Instructions to follow -> Return, character for character, every line of the records from the one containing "Detect and localize" down to the one containing "zn-data-point: [431, 198, 440, 206]", both included.

## Begin Material for the task

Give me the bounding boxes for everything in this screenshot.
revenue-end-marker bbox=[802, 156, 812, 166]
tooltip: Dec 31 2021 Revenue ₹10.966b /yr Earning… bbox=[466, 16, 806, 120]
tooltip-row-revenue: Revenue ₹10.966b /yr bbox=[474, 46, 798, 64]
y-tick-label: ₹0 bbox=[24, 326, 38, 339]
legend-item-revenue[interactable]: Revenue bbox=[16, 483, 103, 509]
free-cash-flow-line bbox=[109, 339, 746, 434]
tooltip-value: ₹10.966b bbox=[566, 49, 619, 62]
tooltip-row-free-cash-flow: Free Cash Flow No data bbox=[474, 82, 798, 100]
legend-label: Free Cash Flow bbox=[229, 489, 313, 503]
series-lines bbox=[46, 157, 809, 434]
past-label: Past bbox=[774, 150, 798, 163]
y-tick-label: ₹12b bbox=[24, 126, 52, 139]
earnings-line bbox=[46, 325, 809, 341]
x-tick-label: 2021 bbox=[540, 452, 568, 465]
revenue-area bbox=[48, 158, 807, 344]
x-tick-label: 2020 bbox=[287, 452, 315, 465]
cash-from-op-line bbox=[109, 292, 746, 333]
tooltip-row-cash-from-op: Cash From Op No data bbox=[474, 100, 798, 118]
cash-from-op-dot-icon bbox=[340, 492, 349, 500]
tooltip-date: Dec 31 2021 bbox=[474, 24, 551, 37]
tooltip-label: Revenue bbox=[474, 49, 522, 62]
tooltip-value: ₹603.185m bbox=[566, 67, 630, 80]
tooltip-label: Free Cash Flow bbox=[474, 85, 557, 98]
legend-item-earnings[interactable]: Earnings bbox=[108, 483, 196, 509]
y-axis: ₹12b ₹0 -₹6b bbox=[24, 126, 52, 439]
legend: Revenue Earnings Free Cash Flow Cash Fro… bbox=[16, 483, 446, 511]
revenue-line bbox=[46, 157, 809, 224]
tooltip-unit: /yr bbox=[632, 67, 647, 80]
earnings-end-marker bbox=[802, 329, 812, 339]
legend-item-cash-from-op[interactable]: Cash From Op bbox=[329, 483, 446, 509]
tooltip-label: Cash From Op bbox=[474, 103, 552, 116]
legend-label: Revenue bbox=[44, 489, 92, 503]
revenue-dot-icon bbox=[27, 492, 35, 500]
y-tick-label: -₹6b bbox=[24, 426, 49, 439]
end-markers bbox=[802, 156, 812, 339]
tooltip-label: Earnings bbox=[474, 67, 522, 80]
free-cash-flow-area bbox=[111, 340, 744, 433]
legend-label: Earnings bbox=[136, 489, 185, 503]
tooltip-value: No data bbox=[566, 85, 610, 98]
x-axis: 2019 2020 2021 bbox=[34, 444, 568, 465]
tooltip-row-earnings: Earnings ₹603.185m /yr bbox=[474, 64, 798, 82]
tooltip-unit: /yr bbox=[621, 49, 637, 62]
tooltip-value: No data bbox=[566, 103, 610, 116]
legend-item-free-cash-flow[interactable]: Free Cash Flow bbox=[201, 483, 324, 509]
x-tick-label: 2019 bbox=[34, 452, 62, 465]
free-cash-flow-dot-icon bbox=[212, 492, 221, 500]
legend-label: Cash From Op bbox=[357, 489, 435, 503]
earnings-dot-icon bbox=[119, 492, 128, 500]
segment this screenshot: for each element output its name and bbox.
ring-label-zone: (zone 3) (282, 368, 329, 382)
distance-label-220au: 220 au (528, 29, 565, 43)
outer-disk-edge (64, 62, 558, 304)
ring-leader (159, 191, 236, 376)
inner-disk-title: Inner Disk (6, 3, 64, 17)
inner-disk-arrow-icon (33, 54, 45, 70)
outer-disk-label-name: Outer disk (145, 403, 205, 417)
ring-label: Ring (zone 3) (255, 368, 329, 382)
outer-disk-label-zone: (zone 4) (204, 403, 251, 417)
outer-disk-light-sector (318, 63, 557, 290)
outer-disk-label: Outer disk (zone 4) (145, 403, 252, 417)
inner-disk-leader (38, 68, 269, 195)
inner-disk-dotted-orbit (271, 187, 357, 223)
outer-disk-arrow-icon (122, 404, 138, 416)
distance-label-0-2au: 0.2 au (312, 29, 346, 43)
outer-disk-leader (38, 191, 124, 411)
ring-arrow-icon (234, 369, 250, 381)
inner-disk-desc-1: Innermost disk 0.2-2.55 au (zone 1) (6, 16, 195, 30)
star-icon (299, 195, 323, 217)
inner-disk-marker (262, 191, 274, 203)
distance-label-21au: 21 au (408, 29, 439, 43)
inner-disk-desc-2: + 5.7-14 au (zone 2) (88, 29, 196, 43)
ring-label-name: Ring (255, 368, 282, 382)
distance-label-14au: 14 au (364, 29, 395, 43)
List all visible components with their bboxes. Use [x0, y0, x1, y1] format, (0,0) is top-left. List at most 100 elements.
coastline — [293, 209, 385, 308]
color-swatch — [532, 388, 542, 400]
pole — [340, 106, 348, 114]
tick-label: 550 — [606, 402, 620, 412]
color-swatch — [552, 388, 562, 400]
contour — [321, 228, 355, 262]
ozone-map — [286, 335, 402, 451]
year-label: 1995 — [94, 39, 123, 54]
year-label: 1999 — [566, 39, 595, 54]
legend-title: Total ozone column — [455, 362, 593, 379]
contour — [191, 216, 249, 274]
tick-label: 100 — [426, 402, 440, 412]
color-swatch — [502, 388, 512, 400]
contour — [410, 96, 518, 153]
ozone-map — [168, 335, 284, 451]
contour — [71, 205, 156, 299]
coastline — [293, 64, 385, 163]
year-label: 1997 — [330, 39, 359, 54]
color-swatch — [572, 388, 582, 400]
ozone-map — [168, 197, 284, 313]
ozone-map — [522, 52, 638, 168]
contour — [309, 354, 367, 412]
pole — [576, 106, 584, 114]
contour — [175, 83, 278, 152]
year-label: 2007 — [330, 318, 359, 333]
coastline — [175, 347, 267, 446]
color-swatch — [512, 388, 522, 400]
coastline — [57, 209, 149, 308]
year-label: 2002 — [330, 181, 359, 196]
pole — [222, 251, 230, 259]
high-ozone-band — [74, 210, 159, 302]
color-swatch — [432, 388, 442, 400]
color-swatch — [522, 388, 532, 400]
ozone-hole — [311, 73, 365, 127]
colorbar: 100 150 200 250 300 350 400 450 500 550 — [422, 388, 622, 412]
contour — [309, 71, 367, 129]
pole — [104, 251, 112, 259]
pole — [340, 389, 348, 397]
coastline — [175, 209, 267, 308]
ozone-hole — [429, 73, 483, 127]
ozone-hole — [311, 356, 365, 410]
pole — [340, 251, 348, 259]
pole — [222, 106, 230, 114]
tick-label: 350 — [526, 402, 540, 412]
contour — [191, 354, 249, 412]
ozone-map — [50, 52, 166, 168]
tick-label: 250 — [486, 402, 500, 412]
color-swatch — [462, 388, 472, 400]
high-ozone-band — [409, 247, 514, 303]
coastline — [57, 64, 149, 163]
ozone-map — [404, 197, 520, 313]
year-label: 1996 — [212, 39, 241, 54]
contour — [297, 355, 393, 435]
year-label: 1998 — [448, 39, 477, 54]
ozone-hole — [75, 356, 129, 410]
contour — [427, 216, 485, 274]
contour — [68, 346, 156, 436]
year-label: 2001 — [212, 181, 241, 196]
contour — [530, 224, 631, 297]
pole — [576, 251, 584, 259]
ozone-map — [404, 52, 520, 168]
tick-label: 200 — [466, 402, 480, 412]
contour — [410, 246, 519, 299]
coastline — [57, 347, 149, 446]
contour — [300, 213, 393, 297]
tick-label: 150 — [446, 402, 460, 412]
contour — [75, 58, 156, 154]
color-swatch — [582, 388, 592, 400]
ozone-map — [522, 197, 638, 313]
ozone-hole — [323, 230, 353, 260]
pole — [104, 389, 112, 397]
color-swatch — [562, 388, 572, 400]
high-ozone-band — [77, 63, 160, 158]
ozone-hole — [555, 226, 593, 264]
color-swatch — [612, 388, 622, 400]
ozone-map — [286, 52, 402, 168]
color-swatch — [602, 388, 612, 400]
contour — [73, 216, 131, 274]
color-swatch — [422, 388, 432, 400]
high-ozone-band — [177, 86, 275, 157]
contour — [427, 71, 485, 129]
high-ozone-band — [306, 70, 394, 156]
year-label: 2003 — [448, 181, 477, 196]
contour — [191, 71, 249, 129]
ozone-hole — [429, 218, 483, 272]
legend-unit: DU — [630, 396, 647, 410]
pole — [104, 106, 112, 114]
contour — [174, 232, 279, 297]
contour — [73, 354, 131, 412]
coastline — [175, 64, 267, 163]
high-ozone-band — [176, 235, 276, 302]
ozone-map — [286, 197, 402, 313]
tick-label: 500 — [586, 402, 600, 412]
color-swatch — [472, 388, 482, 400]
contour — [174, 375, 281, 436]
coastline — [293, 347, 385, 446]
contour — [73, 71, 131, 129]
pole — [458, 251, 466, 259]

## End Material for the task
## Begin Material for the task

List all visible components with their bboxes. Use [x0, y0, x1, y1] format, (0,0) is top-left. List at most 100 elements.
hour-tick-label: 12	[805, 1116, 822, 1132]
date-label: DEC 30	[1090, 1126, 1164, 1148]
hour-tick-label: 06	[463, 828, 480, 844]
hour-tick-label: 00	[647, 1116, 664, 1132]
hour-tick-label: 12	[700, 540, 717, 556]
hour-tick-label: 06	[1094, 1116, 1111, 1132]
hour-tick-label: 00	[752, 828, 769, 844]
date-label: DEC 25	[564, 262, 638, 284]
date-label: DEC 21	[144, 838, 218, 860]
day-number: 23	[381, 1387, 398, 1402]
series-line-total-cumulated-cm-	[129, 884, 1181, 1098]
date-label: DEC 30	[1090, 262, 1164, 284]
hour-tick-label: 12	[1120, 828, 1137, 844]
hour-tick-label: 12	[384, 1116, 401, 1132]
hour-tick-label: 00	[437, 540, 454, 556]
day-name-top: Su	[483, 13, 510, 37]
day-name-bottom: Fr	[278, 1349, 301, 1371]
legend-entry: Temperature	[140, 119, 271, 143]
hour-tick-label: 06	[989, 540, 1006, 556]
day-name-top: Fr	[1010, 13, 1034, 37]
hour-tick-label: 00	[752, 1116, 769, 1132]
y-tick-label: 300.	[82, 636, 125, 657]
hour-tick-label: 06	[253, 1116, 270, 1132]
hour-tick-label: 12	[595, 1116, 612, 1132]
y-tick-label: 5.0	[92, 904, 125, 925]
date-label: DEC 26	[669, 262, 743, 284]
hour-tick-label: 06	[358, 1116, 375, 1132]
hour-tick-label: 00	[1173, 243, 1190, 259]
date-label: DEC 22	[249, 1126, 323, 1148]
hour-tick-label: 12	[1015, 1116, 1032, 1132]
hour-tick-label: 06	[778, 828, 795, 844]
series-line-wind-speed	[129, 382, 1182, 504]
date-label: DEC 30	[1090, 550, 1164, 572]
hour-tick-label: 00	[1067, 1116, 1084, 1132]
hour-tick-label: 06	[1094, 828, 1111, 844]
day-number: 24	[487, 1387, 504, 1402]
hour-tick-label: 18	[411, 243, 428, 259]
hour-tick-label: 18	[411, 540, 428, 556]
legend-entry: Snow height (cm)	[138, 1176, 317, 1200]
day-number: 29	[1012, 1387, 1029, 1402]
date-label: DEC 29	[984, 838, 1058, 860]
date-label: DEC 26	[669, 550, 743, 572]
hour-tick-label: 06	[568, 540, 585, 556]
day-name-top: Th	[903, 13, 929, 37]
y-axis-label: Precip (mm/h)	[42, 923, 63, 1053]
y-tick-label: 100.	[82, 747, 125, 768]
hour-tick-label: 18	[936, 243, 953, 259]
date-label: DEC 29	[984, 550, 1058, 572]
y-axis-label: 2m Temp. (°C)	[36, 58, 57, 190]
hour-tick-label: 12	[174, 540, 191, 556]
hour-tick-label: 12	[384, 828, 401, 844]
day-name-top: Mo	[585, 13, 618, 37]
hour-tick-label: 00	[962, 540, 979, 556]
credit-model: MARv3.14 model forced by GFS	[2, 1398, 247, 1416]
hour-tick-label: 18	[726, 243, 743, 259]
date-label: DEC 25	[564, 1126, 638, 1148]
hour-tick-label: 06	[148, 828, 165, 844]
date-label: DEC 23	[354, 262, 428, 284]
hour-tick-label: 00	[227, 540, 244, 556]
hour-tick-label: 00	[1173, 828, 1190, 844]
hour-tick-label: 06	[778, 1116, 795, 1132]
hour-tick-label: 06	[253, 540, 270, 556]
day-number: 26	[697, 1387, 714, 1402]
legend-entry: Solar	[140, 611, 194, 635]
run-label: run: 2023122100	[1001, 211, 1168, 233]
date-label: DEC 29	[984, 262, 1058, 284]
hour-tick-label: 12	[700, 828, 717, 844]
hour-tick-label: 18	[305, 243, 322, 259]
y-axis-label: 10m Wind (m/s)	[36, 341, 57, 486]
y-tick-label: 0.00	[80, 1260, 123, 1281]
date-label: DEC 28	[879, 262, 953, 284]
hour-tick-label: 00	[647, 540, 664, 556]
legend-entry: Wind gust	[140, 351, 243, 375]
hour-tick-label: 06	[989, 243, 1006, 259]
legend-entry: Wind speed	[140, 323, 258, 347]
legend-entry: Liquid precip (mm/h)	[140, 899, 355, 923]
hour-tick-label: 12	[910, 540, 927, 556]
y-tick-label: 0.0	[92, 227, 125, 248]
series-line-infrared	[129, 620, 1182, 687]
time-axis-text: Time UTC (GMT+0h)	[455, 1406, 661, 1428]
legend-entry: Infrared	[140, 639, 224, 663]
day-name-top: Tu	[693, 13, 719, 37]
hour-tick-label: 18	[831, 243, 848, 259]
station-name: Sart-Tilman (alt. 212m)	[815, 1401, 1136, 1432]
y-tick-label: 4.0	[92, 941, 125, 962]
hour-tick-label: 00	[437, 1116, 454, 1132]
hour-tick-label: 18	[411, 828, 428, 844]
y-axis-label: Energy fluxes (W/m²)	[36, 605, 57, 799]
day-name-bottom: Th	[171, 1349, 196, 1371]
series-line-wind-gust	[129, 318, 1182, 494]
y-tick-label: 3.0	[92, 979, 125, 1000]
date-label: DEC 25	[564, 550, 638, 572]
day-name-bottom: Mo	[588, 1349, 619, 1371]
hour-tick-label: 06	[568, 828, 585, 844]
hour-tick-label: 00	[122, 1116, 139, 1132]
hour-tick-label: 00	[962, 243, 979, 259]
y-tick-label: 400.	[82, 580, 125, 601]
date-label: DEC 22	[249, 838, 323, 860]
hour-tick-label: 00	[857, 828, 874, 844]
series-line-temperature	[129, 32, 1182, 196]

## End Material for the task
## Begin Material for the task

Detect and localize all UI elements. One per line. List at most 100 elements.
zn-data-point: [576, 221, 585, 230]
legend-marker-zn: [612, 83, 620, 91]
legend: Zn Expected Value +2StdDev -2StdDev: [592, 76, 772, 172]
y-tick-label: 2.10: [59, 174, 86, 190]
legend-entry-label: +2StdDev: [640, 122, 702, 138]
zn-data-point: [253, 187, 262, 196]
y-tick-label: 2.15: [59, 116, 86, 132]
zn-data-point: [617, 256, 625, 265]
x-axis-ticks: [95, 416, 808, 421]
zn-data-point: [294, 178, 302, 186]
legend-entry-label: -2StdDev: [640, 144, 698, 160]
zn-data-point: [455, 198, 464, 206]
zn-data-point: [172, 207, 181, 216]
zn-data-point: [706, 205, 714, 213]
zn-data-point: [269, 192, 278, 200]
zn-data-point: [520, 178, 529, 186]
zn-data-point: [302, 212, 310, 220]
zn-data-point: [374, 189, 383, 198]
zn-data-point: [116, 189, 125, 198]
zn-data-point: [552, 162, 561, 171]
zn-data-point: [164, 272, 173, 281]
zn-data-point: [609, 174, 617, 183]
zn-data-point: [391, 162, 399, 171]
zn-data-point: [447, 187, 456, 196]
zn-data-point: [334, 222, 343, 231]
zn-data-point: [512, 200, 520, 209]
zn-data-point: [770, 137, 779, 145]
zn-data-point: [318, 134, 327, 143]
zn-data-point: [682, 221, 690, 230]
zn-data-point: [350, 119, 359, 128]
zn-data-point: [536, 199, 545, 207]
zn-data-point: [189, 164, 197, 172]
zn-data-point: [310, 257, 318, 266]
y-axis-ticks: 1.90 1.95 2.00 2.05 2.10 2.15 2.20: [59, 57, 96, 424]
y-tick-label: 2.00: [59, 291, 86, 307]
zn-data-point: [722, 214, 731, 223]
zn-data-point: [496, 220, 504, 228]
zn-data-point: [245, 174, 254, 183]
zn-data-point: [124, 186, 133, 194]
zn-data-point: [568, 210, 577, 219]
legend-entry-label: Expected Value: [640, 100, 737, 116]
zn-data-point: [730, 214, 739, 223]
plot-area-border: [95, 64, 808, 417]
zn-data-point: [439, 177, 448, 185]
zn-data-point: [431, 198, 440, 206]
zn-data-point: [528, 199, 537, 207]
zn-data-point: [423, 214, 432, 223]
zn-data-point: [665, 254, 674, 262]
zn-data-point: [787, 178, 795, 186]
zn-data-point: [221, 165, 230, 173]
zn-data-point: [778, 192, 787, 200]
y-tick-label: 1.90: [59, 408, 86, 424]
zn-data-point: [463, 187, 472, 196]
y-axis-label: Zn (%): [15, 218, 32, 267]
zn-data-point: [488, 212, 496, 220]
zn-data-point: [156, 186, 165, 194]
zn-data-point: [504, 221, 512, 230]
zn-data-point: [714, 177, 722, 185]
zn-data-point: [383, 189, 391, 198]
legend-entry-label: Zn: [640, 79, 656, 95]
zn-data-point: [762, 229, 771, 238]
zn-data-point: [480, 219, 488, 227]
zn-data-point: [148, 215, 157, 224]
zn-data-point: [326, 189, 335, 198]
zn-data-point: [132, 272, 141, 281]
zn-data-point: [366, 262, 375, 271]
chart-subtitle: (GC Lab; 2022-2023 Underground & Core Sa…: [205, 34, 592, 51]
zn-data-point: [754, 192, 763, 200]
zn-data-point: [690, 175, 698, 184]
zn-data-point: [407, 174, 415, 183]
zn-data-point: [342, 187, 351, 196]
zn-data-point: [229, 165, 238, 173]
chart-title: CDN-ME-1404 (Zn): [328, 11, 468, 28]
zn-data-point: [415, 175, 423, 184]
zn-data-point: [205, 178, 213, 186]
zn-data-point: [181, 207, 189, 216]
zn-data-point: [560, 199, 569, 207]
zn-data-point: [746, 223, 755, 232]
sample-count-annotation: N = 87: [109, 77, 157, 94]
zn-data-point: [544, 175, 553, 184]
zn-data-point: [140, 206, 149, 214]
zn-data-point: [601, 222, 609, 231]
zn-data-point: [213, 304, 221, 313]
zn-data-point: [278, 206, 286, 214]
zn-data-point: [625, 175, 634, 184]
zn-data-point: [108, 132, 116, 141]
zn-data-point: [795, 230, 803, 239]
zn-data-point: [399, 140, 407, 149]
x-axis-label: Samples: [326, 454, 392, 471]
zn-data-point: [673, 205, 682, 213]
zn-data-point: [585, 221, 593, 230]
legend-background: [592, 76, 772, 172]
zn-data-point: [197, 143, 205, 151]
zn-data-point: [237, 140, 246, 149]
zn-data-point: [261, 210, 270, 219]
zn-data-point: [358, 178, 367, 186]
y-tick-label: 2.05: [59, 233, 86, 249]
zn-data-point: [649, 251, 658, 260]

## End Material for the task

Complete response ->
Detect and localize all UI elements. One per line. List at most 100 elements.
zn-data-point: [576, 221, 585, 230]
legend-marker-zn: [612, 83, 620, 91]
legend: Zn Expected Value +2StdDev -2StdDev: [592, 76, 772, 172]
y-tick-label: 2.10: [59, 174, 86, 190]
legend-entry-label: +2StdDev: [640, 122, 702, 138]
zn-data-point: [253, 187, 262, 196]
y-tick-label: 2.15: [59, 116, 86, 132]
zn-data-point: [617, 256, 625, 265]
x-axis-ticks: [95, 416, 808, 421]
zn-data-point: [294, 178, 302, 186]
legend-entry-label: -2StdDev: [640, 144, 698, 160]
zn-data-point: [455, 198, 464, 206]
zn-data-point: [172, 207, 181, 216]
zn-data-point: [706, 205, 714, 213]
zn-data-point: [269, 192, 278, 200]
zn-data-point: [520, 178, 529, 186]
zn-data-point: [302, 212, 310, 220]
zn-data-point: [374, 189, 383, 198]
zn-data-point: [116, 189, 125, 198]
zn-data-point: [552, 162, 561, 171]
zn-data-point: [164, 272, 173, 281]
zn-data-point: [609, 174, 617, 183]
zn-data-point: [391, 162, 399, 171]
zn-data-point: [447, 187, 456, 196]
zn-data-point: [334, 222, 343, 231]
zn-data-point: [512, 200, 520, 209]
zn-data-point: [770, 137, 779, 145]
zn-data-point: [318, 134, 327, 143]
zn-data-point: [682, 221, 690, 230]
zn-data-point: [350, 119, 359, 128]
zn-data-point: [536, 199, 545, 207]
zn-data-point: [189, 164, 197, 172]
zn-data-point: [310, 257, 318, 266]
y-axis-ticks: 1.90 1.95 2.00 2.05 2.10 2.15 2.20: [59, 57, 96, 424]
y-tick-label: 2.00: [59, 291, 86, 307]
zn-data-point: [722, 214, 731, 223]
zn-data-point: [496, 220, 504, 228]
zn-data-point: [245, 174, 254, 183]
zn-data-point: [124, 186, 133, 194]
zn-data-point: [568, 210, 577, 219]
legend-entry-label: Expected Value: [640, 100, 737, 116]
zn-data-point: [730, 214, 739, 223]
plot-area-border: [95, 64, 808, 417]
zn-data-point: [439, 177, 448, 185]
zn-data-point: [431, 198, 440, 206]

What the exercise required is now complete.